● What to do
Write out the full listing exactly as given, minus the images.

....................

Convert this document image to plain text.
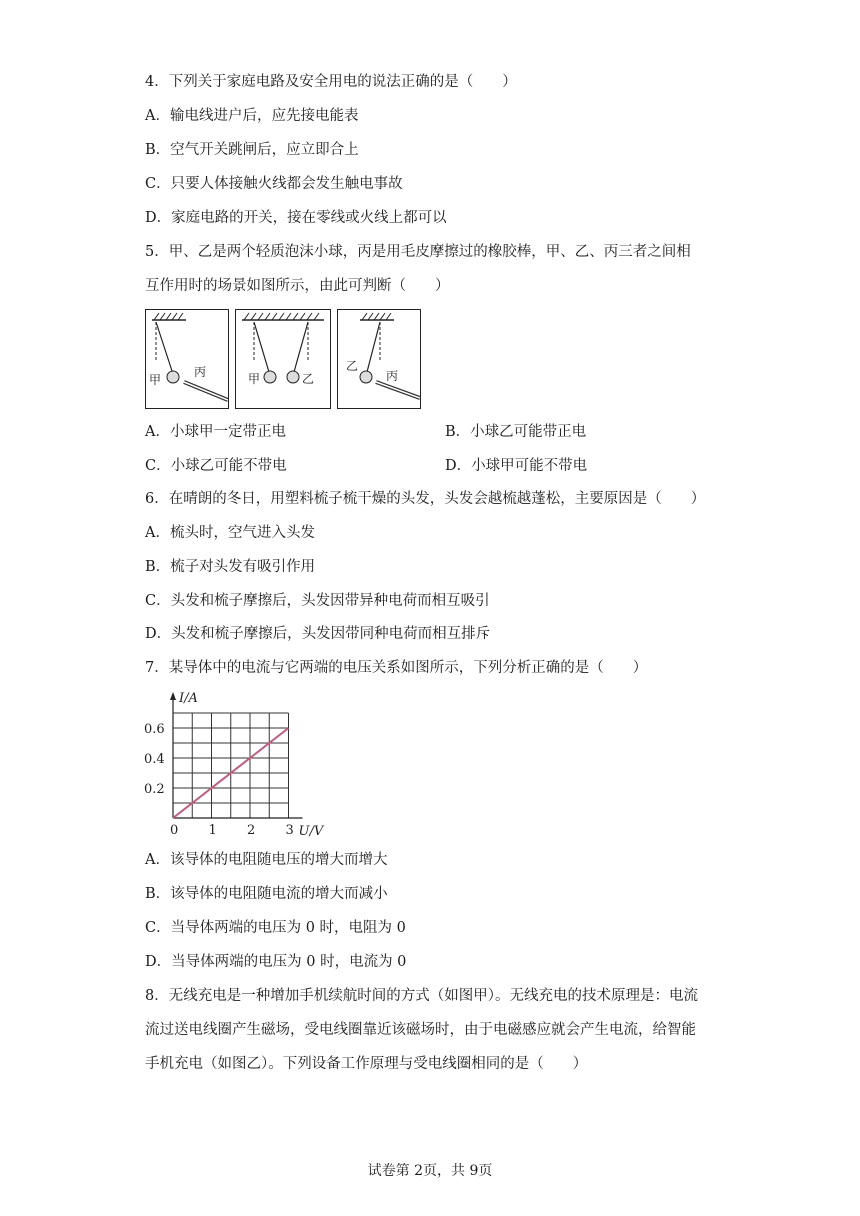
4．下列关于家庭电路及安全用电的说法正确的是（　　）
A．输电线进户后，应先接电能表
B．空气开关跳闸后，应立即合上
C．只要人体接触火线都会发生触电事故
D．家庭电路的开关，接在零线或火线上都可以
5．甲、乙是两个轻质泡沫小球，丙是用毛皮摩擦过的橡胶棒，甲、乙、丙三者之间相
互作用时的场景如图所示，由此可判断（　　）
甲
丙	甲	乙
乙
丙
A．小球甲一定带正电	B．小球乙可能带正电
C．小球乙可能不带电	D．小球甲可能不带电
6．在晴朗的冬日，用塑料梳子梳干燥的头发，头发会越梳越蓬松，主要原因是（　　）
A．梳头时，空气进入头发
B．梳子对头发有吸引作用
C．头发和梳子摩擦后，头发因带异种电荷而相互吸引
D．头发和梳子摩擦后，头发因带同种电荷而相互排斥
7．某导体中的电流与它两端的电压关系如图所示，下列分析正确的是（　　）
0 1 2 3
0.2
0.4
0.6
I/A
U/V
A．该导体的电阻随电压的增大而增大
B．该导体的电阻随电流的增大而减小
C．当导体两端的电压为 0 时，电阻为 0
D．当导体两端的电压为 0 时，电流为 0
8．无线充电是一种增加手机续航时间的方式（如图甲）。无线充电的技术原理是：电流
流过送电线圈产生磁场，受电线圈靠近该磁场时，由于电磁感应就会产生电流，给智能
手机充电（如图乙）。下列设备工作原理与受电线圈相同的是（　　）
试卷第 2页，共 9页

....................

● Full answer
Convert this document image to plain text.
4．下列关于家庭电路及安全用电的说法正确的是（　　）
A．输电线进户后，应先接电能表
B．空气开关跳闸后，应立即合上
C．只要人体接触火线都会发生触电事故
D．家庭电路的开关，接在零线或火线上都可以
5．甲、乙是两个轻质泡沫小球，丙是用毛皮摩擦过的橡胶棒，甲、乙、丙三者之间相
互作用时的场景如图所示，由此可判断（　　）
甲
丙	甲	乙
乙
丙
A．小球甲一定带正电	B．小球乙可能带正电
C．小球乙可能不带电	D．小球甲可能不带电
6．在晴朗的冬日，用塑料梳子梳干燥的头发，头发会越梳越蓬松，主要原因是（　　）
A．梳头时，空气进入头发
B．梳子对头发有吸引作用
C．头发和梳子摩擦后，头发因带异种电荷而相互吸引
D．头发和梳子摩擦后，头发因带同种电荷而相互排斥
7．某导体中的电流与它两端的电压关系如图所示，下列分析正确的是（　　）
0 1 2 3
0.2
0.4
0.6
I/A
U/V
A．该导体的电阻随电压的增大而增大
B．该导体的电阻随电流的增大而减小
C．当导体两端的电压为 0 时，电阻为 0
D．当导体两端的电压为 0 时，电流为 0
8．无线充电是一种增加手机续航时间的方式（如图甲）。无线充电的技术原理是：电流
流过送电线圈产生磁场，受电线圈靠近该磁场时，由于电磁感应就会产生电流，给智能
手机充电（如图乙）。下列设备工作原理与受电线圈相同的是（　　）
试卷第 2页，共 9页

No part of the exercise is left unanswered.